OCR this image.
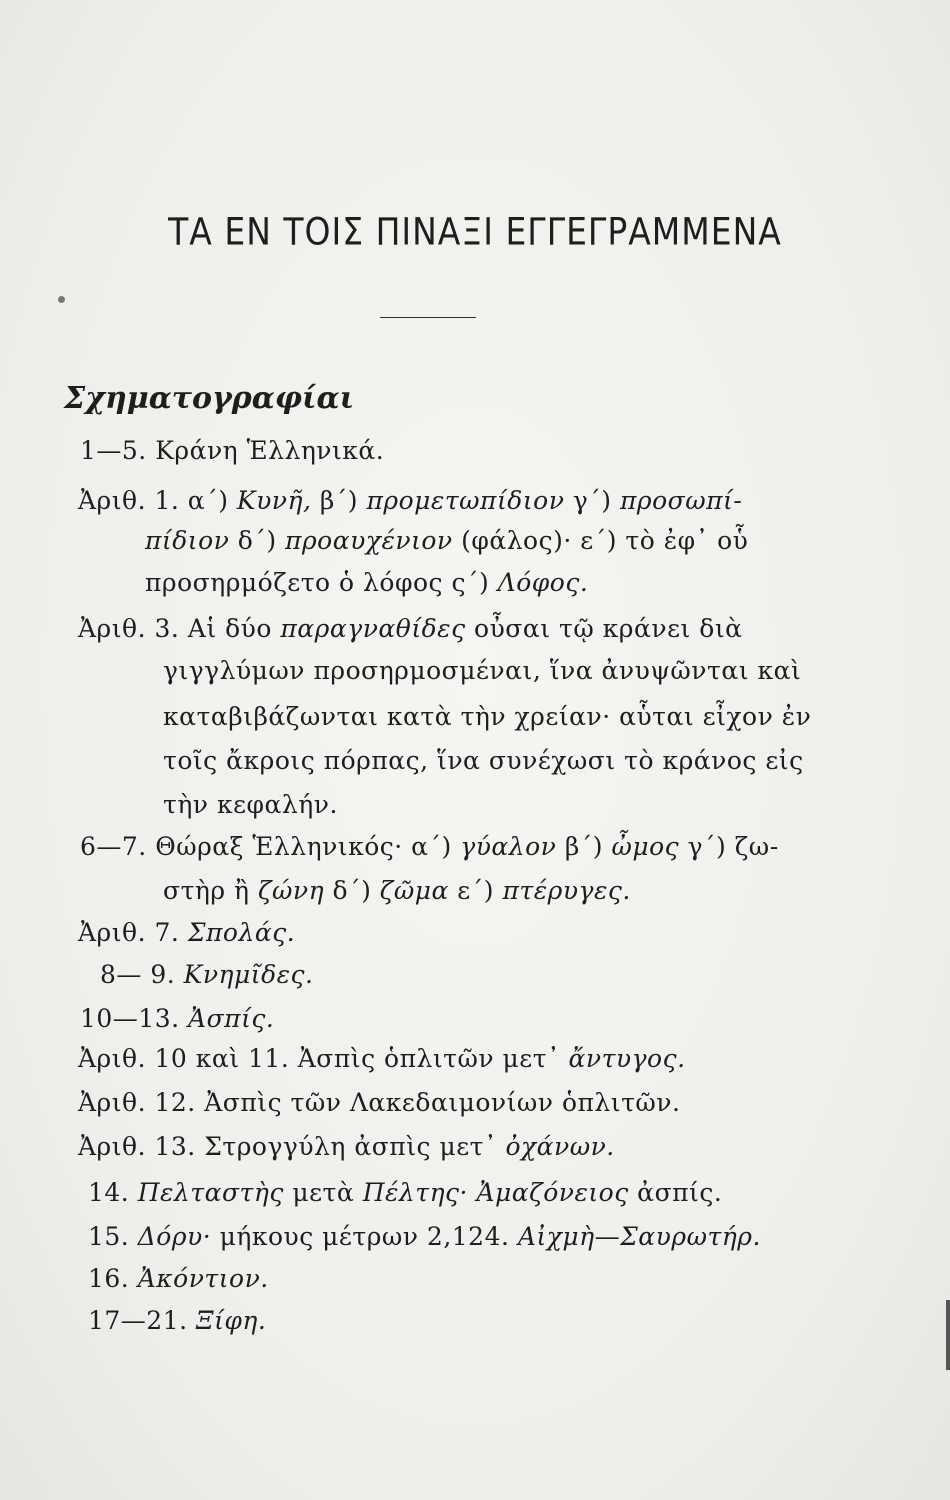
ΤΑ ΕΝ ΤΟΙΣ ΠΙΝΑΞΙ ΕΓΓΕΓΡΑΜΜΕΝΑ
Σχηματογραφίαι
1—5. Κράνη Ἑλληνικά.
Ἀριθ. 1. α΄) Κυνῆ, β΄) προμετωπίδιον γ΄) προσωπί-
πίδιον δ΄) προαυχένιον (φάλος)· ε΄) τὸ ἐφ᾽ οὗ
προσηρμόζετο ὁ λόφος ς΄) Λόφος.
Ἀριθ. 3. Αἱ δύο παραγναθίδες οὖσαι τῷ κράνει διὰ
γιγγλύμων προσηρμοσμέναι, ἵνα ἀνυψῶνται καὶ
καταβιβάζωνται κατὰ τὴν χρείαν· αὗται εἶχον ἐν
τοῖς ἄκροις πόρπας, ἵνα συνέχωσι τὸ κράνος εἰς
τὴν κεφαλήν.
6—7. Θώραξ Ἑλληνικός· α΄) γύαλον β΄) ὦμος γ΄) ζω-
στὴρ ἢ ζώνη δ΄) ζῶμα ε΄) πτέρυγες.
Ἀριθ. 7. Σπολάς.
8— 9. Κνημῖδες.
10—13. Ἀσπίς.
Ἀριθ. 10 καὶ 11. Ἀσπὶς ὁπλιτῶν μετ᾽ ἄντυγος.
Ἀριθ. 12. Ἀσπὶς τῶν Λακεδαιμονίων ὁπλιτῶν.
Ἀριθ. 13. Στρογγύλη ἀσπὶς μετ᾽ ὀχάνων.
14. Πελταστὴς μετὰ Πέλτης· Ἀμαζόνειος ἀσπίς.
15. Δόρυ· μήκους μέτρων 2,124. Αἰχμὴ—Σαυρωτήρ.
16. Ἀκόντιον.
17—21. Ξίφη.
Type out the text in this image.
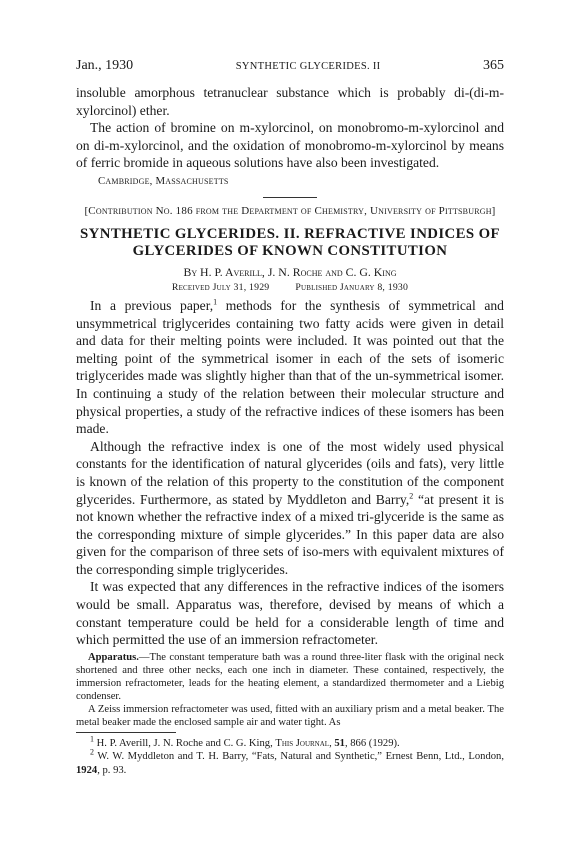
Jan., 1930	SYNTHETIC GLYCERIDES. II	365

insoluble amorphous tetranuclear substance which is probably di-(di-m-xylorcinol) ether.

The action of bromine on m-xylorcinol, on monobromo-m-xylorcinol and on di-m-xylorcinol, and the oxidation of monobromo-m-xylorcinol by means of ferric bromide in aqueous solutions have also been investigated.

Cambridge, Massachusetts
[Contribution No. 186 from the Department of Chemistry, University of Pittsburgh]
SYNTHETIC GLYCERIDES. II. REFRACTIVE INDICES OF GLYCERIDES OF KNOWN CONSTITUTION
By H. P. Averill, J. N. Roche and C. G. King
Received July 31, 1929	Published January 8, 1930

In a previous paper,$^1$ methods for the synthesis of symmetrical and unsymmetrical triglycerides containing two fatty acids were given in detail and data for their melting points were included. It was pointed out that the melting point of the symmetrical isomer in each of the sets of isomeric triglycerides made was slightly higher than that of the un-symmetrical isomer. In continuing a study of the relation between their molecular structure and physical properties, a study of the refractive indices of these isomers has been made.

Although the refractive index is one of the most widely used physical constants for the identification of natural glycerides (oils and fats), very little is known of the relation of this property to the constitution of the component glycerides. Furthermore, as stated by Myddleton and Barry,$^2$ “at present it is not known whether the refractive index of a mixed tri-glyceride is the same as the corresponding mixture of simple glycerides.” In this paper data are also given for the comparison of three sets of iso-mers with equivalent mixtures of the corresponding simple triglycerides.

It was expected that any differences in the refractive indices of the isomers would be small. Apparatus was, therefore, devised by means of which a constant temperature could be held for a considerable length of time and which permitted the use of an immersion refractometer.

Apparatus.—The constant temperature bath was a round three-liter flask with the original neck shortened and three other necks, each one inch in diameter. These contained, respectively, the immersion refractometer, leads for the heating element, a standardized thermometer and a Liebig condenser.

A Zeiss immersion refractometer was used, fitted with an auxiliary prism and a metal beaker. The metal beaker made the enclosed sample air and water tight. As

$^1$ H. P. Averill, J. N. Roche and C. G. King, This Journal, 51, 866 (1929).

$^2$ W. W. Myddleton and T. H. Barry, “Fats, Natural and Synthetic,” Ernest Benn, Ltd., London, 1924, p. 93.
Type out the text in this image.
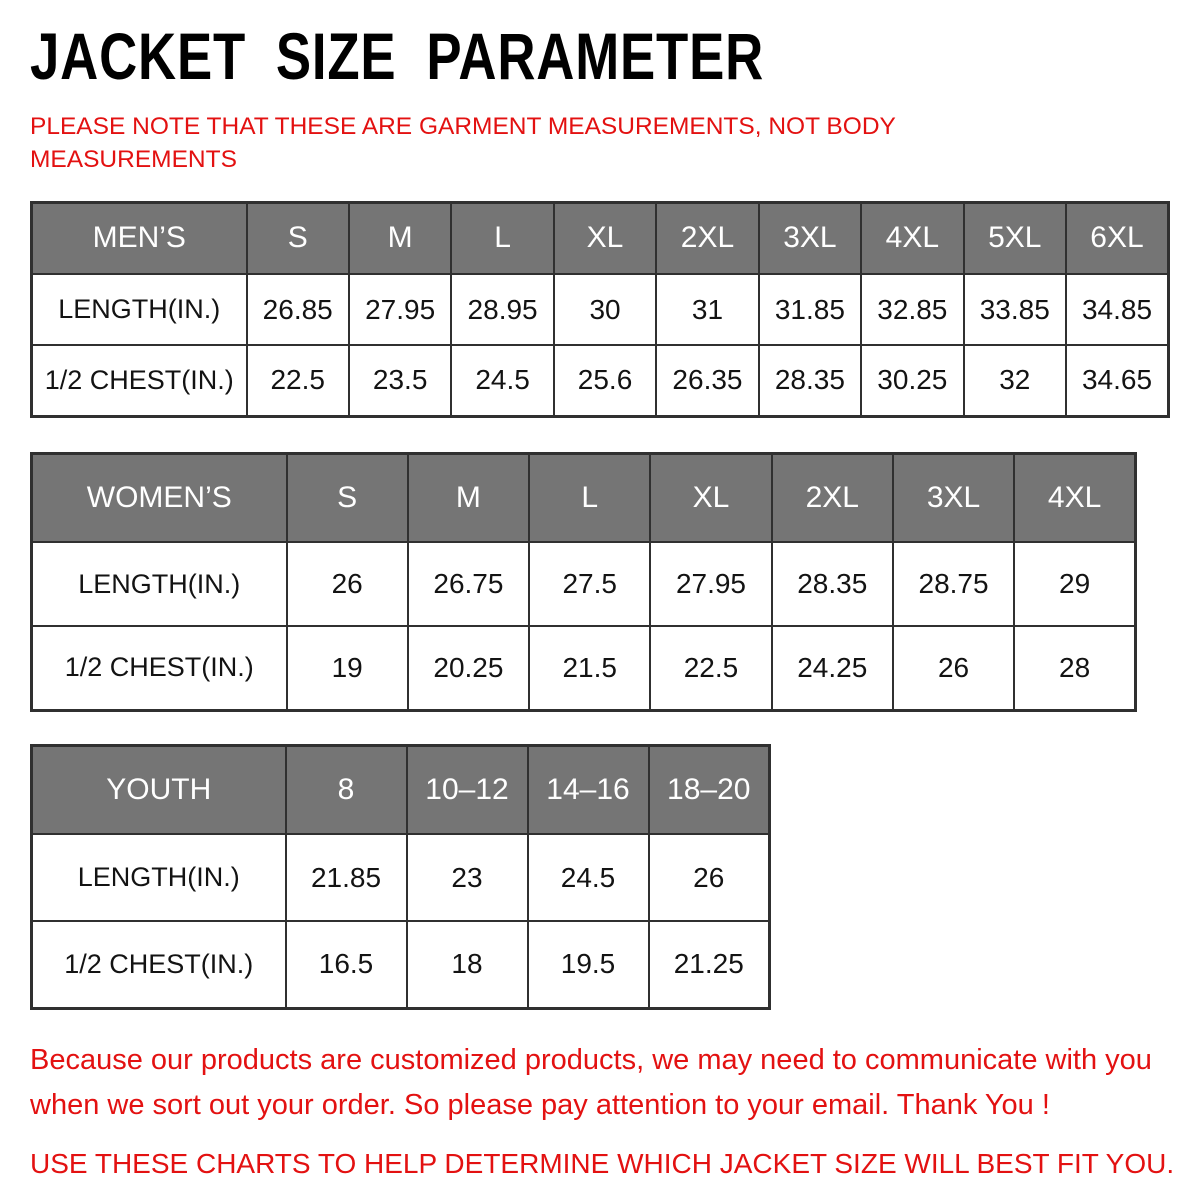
JACKET SIZE PARAMETER

PLEASE NOTE THAT THESE ARE GARMENT MEASUREMENTS, NOT BODY MEASUREMENTS

MEN’S	S	M	L	XL	2XL	3XL	4XL	5XL	6XL
LENGTH(IN.)	26.85	27.95	28.95	30	31	31.85	32.85	33.85	34.85
1/2 CHEST(IN.)	22.5	23.5	24.5	25.6	26.35	28.35	30.25	32	34.65
WOMEN’S	S	M	L	XL	2XL	3XL	4XL
LENGTH(IN.)	26	26.75	27.5	27.95	28.35	28.75	29
1/2 CHEST(IN.)	19	20.25	21.5	22.5	24.25	26	28
YOUTH	8	10–12	14–16	18–20
LENGTH(IN.)	21.85	23	24.5	26
1/2 CHEST(IN.)	16.5	18	19.5	21.25

Because our products are customized products, we may need to communicate with you when we sort out your order. So please pay attention to your email. Thank You !

USE THESE CHARTS TO HELP DETERMINE WHICH JACKET SIZE WILL BEST FIT YOU.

-----

== WHAT THE TASK ASKS ==
Single out each line of the records above with the string "SIZE" in it, and copy it.

== THE REPLY ==
JACKET SIZE PARAMETER
USE THESE CHARTS TO HELP DETERMINE WHICH JACKET SIZE WILL BEST FIT YOU.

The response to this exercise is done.